DATA RECORDS
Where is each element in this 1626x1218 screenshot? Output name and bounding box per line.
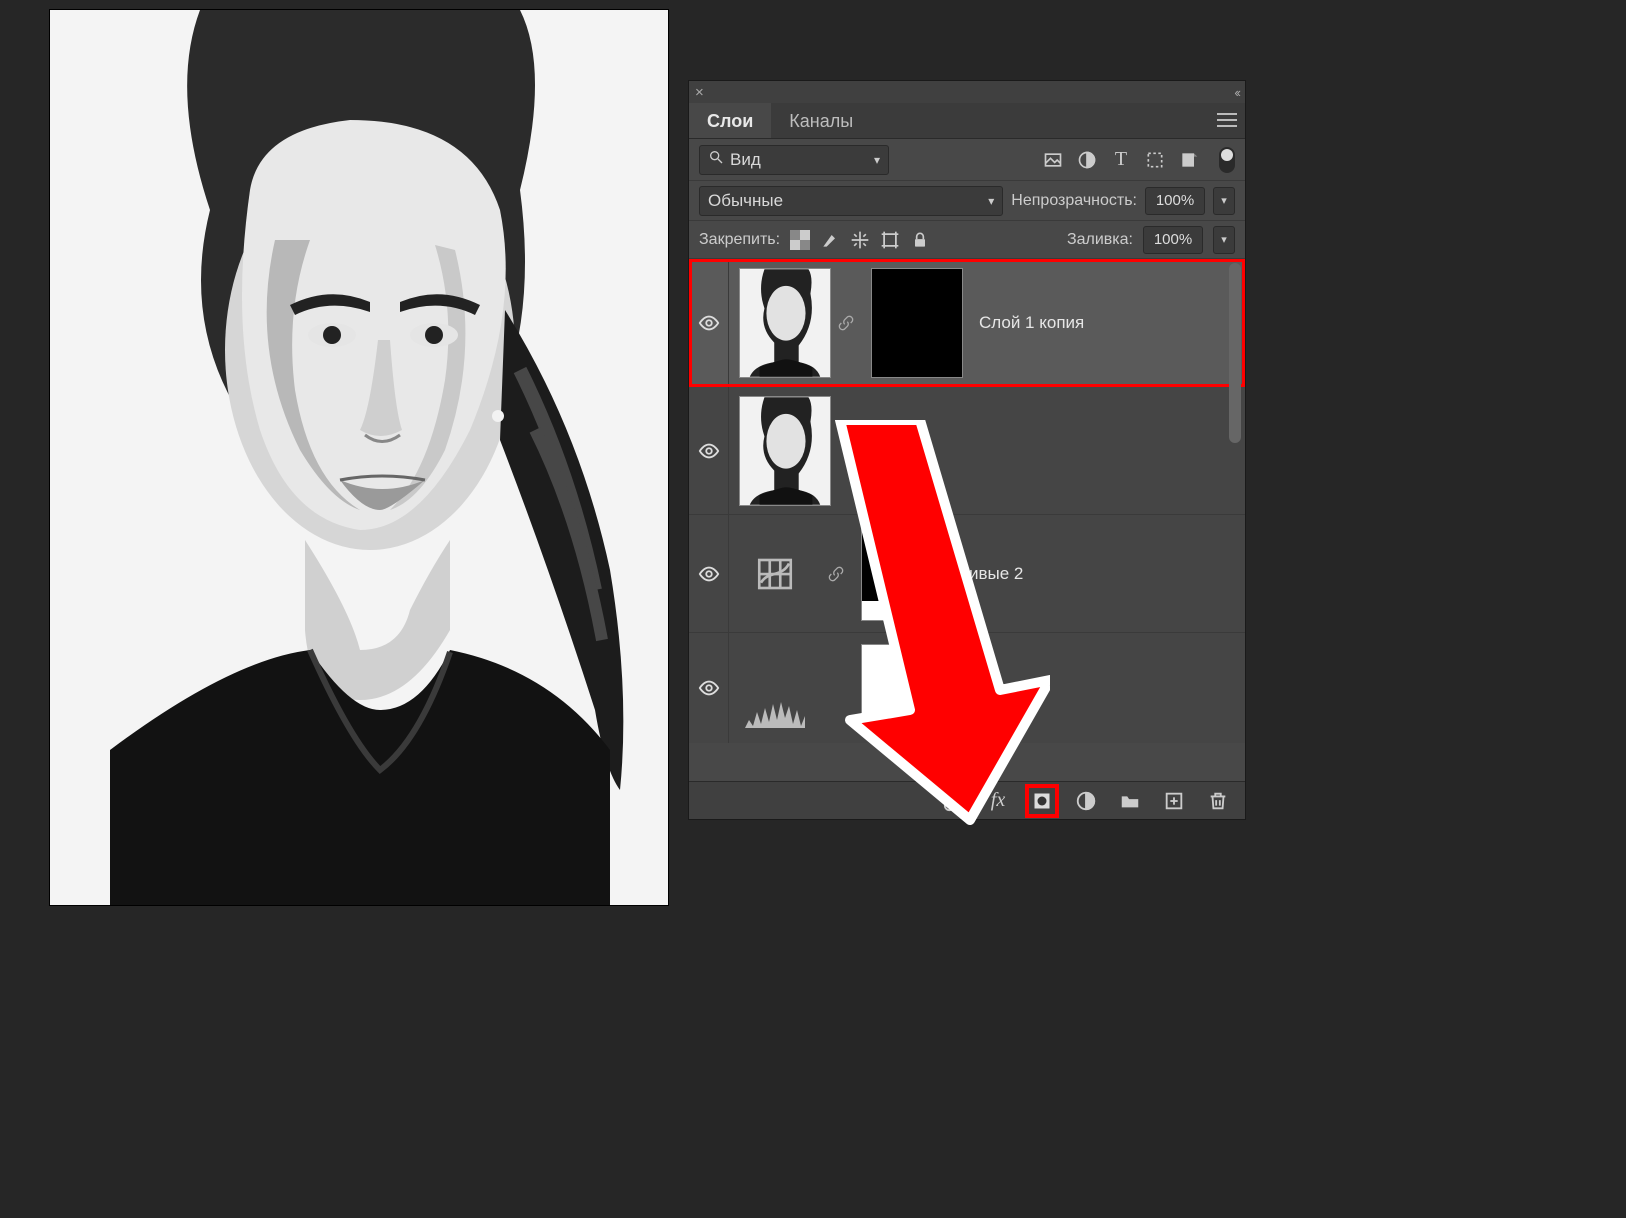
visibility-icon[interactable]	[689, 515, 729, 632]
link-layers-icon[interactable]	[943, 790, 965, 812]
collapse-icon[interactable]: ‹‹	[1234, 85, 1239, 100]
portrait-image	[50, 10, 668, 905]
visibility-icon[interactable]	[689, 633, 729, 743]
adjustment-icon[interactable]	[729, 648, 821, 728]
opacity-label: Непрозрачность:	[1011, 192, 1137, 210]
filter-shape-icon[interactable]	[1145, 150, 1165, 170]
layer-thumbnail[interactable]	[739, 268, 831, 378]
lock-pixels-icon[interactable]	[820, 230, 840, 250]
panel-menu-icon[interactable]	[1217, 113, 1237, 127]
link-icon[interactable]	[831, 315, 861, 331]
layer-mask-thumbnail[interactable]	[861, 644, 953, 732]
blend-row: Обычные ▾ Непрозрачность: 100% ▾	[689, 181, 1245, 221]
layer-mask-thumbnail[interactable]	[871, 268, 963, 378]
visibility-icon[interactable]	[689, 387, 729, 514]
lock-position-icon[interactable]	[850, 230, 870, 250]
filter-type-icon[interactable]: T	[1111, 150, 1131, 170]
layer-row[interactable]: Уровни 1	[689, 633, 1245, 743]
layer-name[interactable]: Уровни 1	[969, 678, 1040, 698]
opacity-value[interactable]: 100%	[1145, 187, 1205, 215]
layer-mask-thumbnail[interactable]	[861, 526, 953, 621]
adjustment-layer-icon[interactable]	[1075, 790, 1097, 812]
layer-row[interactable]: Слой 1 копия	[689, 259, 1245, 387]
chevron-down-icon: ▾	[874, 153, 880, 167]
layer-name[interactable]: ивые 2	[969, 564, 1023, 584]
layer-thumbnail[interactable]	[739, 396, 831, 506]
delete-icon[interactable]	[1207, 790, 1229, 812]
fill-label: Заливка:	[1067, 231, 1133, 249]
kind-filter-dropdown[interactable]: Вид ▾	[699, 145, 889, 175]
lock-all-icon[interactable]	[910, 230, 930, 250]
layers-list: Слой 1 копия ивые 2	[689, 259, 1245, 781]
add-mask-icon[interactable]	[1031, 790, 1053, 812]
link-icon[interactable]	[821, 566, 851, 582]
tab-layers[interactable]: Слои	[689, 103, 771, 138]
layer-style-icon[interactable]: fx	[987, 790, 1009, 812]
fill-chevron[interactable]: ▾	[1213, 226, 1235, 254]
filter-row: Вид ▾ T	[689, 139, 1245, 181]
filter-toggle[interactable]	[1219, 147, 1235, 173]
layer-row[interactable]	[689, 387, 1245, 515]
fill-value[interactable]: 100%	[1143, 226, 1203, 254]
lock-artboard-icon[interactable]	[880, 230, 900, 250]
adjustment-icon[interactable]	[729, 553, 821, 595]
panel-tabs: Слои Каналы	[689, 103, 1245, 139]
filter-smart-icon[interactable]	[1179, 150, 1199, 170]
lock-label: Закрепить:	[699, 231, 780, 249]
new-layer-icon[interactable]	[1163, 790, 1185, 812]
document-canvas[interactable]	[50, 10, 668, 905]
filter-adjustment-icon[interactable]	[1077, 150, 1097, 170]
filter-pixel-icon[interactable]	[1043, 150, 1063, 170]
chevron-down-icon: ▾	[988, 194, 994, 208]
panel-footer: fx	[689, 781, 1245, 819]
search-icon	[708, 149, 724, 170]
layer-row[interactable]: ивые 2	[689, 515, 1245, 633]
group-icon[interactable]	[1119, 790, 1141, 812]
tab-channels[interactable]: Каналы	[771, 103, 871, 138]
visibility-icon[interactable]	[689, 259, 729, 386]
opacity-chevron[interactable]: ▾	[1213, 187, 1235, 215]
close-icon[interactable]: ×	[695, 84, 704, 101]
panel-topbar: × ‹‹	[689, 81, 1245, 103]
lock-row: Закрепить: Заливка: 100% ▾	[689, 221, 1245, 259]
layers-panel: × ‹‹ Слои Каналы Вид ▾ T Обычные ▾	[688, 80, 1246, 820]
lock-transparency-icon[interactable]	[790, 230, 810, 250]
blend-mode-dropdown[interactable]: Обычные ▾	[699, 186, 1003, 216]
blend-mode-value: Обычные	[708, 191, 783, 211]
scrollbar[interactable]	[1229, 263, 1241, 777]
kind-filter-label: Вид	[730, 150, 761, 170]
layer-name[interactable]: Слой 1 копия	[979, 313, 1084, 333]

GIVEN TASK
Copy the listing above line for line without any changes, and leave out the picture.

EXERCISE SOLUTION
Where is each element in this 1626x1218 screenshot? Output name and bounding box per line.
visibility-icon[interactable]	[689, 515, 729, 632]
link-layers-icon[interactable]	[943, 790, 965, 812]
collapse-icon[interactable]: ‹‹	[1234, 85, 1239, 100]
portrait-image	[50, 10, 668, 905]
visibility-icon[interactable]	[689, 633, 729, 743]
adjustment-icon[interactable]	[729, 648, 821, 728]
opacity-label: Непрозрачность:	[1011, 192, 1137, 210]
filter-shape-icon[interactable]	[1145, 150, 1165, 170]
layer-thumbnail[interactable]	[739, 268, 831, 378]
lock-pixels-icon[interactable]	[820, 230, 840, 250]
panel-menu-icon[interactable]	[1217, 113, 1237, 127]
link-icon[interactable]	[831, 315, 861, 331]
layer-mask-thumbnail[interactable]	[861, 644, 953, 732]
blend-row: Обычные ▾ Непрозрачность: 100% ▾	[689, 181, 1245, 221]
layer-mask-thumbnail[interactable]	[871, 268, 963, 378]
visibility-icon[interactable]	[689, 387, 729, 514]
lock-position-icon[interactable]	[850, 230, 870, 250]
filter-type-icon[interactable]: T	[1111, 150, 1131, 170]
layer-row[interactable]: Уровни 1	[689, 633, 1245, 743]
layer-name[interactable]: Уровни 1	[969, 678, 1040, 698]
opacity-value[interactable]: 100%	[1145, 187, 1205, 215]
layer-mask-thumbnail[interactable]	[861, 526, 953, 621]
adjustment-layer-icon[interactable]	[1075, 790, 1097, 812]
layer-row[interactable]: Слой 1 копия	[689, 259, 1245, 387]
chevron-down-icon: ▾	[874, 153, 880, 167]
layer-name[interactable]: ивые 2	[969, 564, 1023, 584]
layer-thumbnail[interactable]	[739, 396, 831, 506]
delete-icon[interactable]	[1207, 790, 1229, 812]
fill-label: Заливка:	[1067, 231, 1133, 249]
kind-filter-dropdown[interactable]: Вид ▾	[699, 145, 889, 175]
lock-all-icon[interactable]	[910, 230, 930, 250]
layers-list: Слой 1 копия ивые 2	[689, 259, 1245, 781]
add-mask-icon[interactable]	[1031, 790, 1053, 812]
link-icon[interactable]	[821, 566, 851, 582]
tab-layers[interactable]: Слои	[689, 103, 771, 138]
layer-style-icon[interactable]: fx	[987, 790, 1009, 812]
fill-chevron[interactable]: ▾	[1213, 226, 1235, 254]
filter-row: Вид ▾ T	[689, 139, 1245, 181]
filter-toggle[interactable]	[1219, 147, 1235, 173]
layer-row[interactable]	[689, 387, 1245, 515]
fill-value[interactable]: 100%	[1143, 226, 1203, 254]
lock-artboard-icon[interactable]	[880, 230, 900, 250]
adjustment-icon[interactable]	[729, 553, 821, 595]
panel-tabs: Слои Каналы	[689, 103, 1245, 139]
filter-smart-icon[interactable]	[1179, 150, 1199, 170]
lock-label: Закрепить:	[699, 231, 780, 249]
new-layer-icon[interactable]	[1163, 790, 1185, 812]
document-canvas[interactable]	[50, 10, 668, 905]
filter-adjustment-icon[interactable]	[1077, 150, 1097, 170]
filter-pixel-icon[interactable]	[1043, 150, 1063, 170]
chevron-down-icon: ▾	[988, 194, 994, 208]
panel-footer: fx	[689, 781, 1245, 819]
search-icon	[708, 149, 724, 170]
layer-row[interactable]: ивые 2	[689, 515, 1245, 633]
group-icon[interactable]	[1119, 790, 1141, 812]
tab-channels[interactable]: Каналы	[771, 103, 871, 138]
visibility-icon[interactable]	[689, 259, 729, 386]
opacity-chevron[interactable]: ▾	[1213, 187, 1235, 215]
close-icon[interactable]: ×	[695, 84, 704, 101]
panel-topbar: × ‹‹	[689, 81, 1245, 103]
lock-row: Закрепить: Заливка: 100% ▾	[689, 221, 1245, 259]
layers-panel: × ‹‹ Слои Каналы Вид ▾ T Обычные ▾	[688, 80, 1246, 820]
lock-transparency-icon[interactable]	[790, 230, 810, 250]
blend-mode-dropdown[interactable]: Обычные ▾	[699, 186, 1003, 216]
blend-mode-value: Обычные	[708, 191, 783, 211]
scrollbar[interactable]	[1229, 263, 1241, 777]
kind-filter-label: Вид	[730, 150, 761, 170]
layer-name[interactable]: Слой 1 копия	[979, 313, 1084, 333]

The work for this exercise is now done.